Start of ENTRIES SHOWN
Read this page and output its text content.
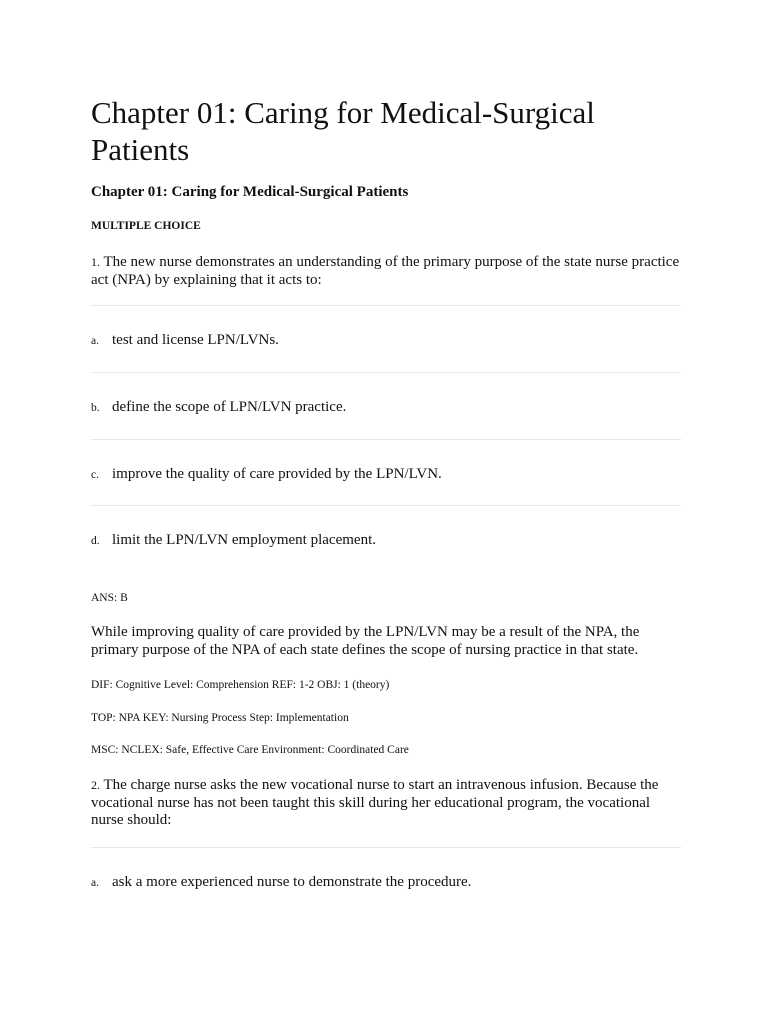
Chapter 01: Caring for Medical-Surgical Patients
Chapter 01: Caring for Medical-Surgical Patients
MULTIPLE CHOICE

1. The new nurse demonstrates an understanding of the primary purpose of the state nurse practice act (NPA) by explaining that it acts to:

a. test and license LPN/LVNs.
b. define the scope of LPN/LVN practice.
c. improve the quality of care provided by the LPN/LVN.
d. limit the LPN/LVN employment placement.
ANS: B

While improving quality of care provided by the LPN/LVN may be a result of the NPA, the primary purpose of the NPA of each state defines the scope of nursing practice in that state.

DIF: Cognitive Level: Comprehension REF: 1-2 OBJ: 1 (theory)
TOP: NPA KEY: Nursing Process Step: Implementation
MSC: NCLEX: Safe, Effective Care Environment: Coordinated Care

2. The charge nurse asks the new vocational nurse to start an intravenous infusion. Because the vocational nurse has not been taught this skill during her educational program, the vocational nurse should:

a. ask a more experienced nurse to demonstrate the procedure.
End of ENTRIES SHOWN
[WHAT THE TASK REQUIRES] Repeat the records in full, exactly as they appear, but with the pictures removed.

[PROBLEM SOLUTION]
Read this page and output its text content.
Chapter 01: Caring for Medical-Surgical Patients
Chapter 01: Caring for Medical-Surgical Patients
MULTIPLE CHOICE

1. The new nurse demonstrates an understanding of the primary purpose of the state nurse practice act (NPA) by explaining that it acts to:

a. test and license LPN/LVNs.
b. define the scope of LPN/LVN practice.
c. improve the quality of care provided by the LPN/LVN.
d. limit the LPN/LVN employment placement.
ANS: B

While improving quality of care provided by the LPN/LVN may be a result of the NPA, the primary purpose of the NPA of each state defines the scope of nursing practice in that state.

DIF: Cognitive Level: Comprehension REF: 1-2 OBJ: 1 (theory)
TOP: NPA KEY: Nursing Process Step: Implementation
MSC: NCLEX: Safe, Effective Care Environment: Coordinated Care

2. The charge nurse asks the new vocational nurse to start an intravenous infusion. Because the vocational nurse has not been taught this skill during her educational program, the vocational nurse should:

a. ask a more experienced nurse to demonstrate the procedure.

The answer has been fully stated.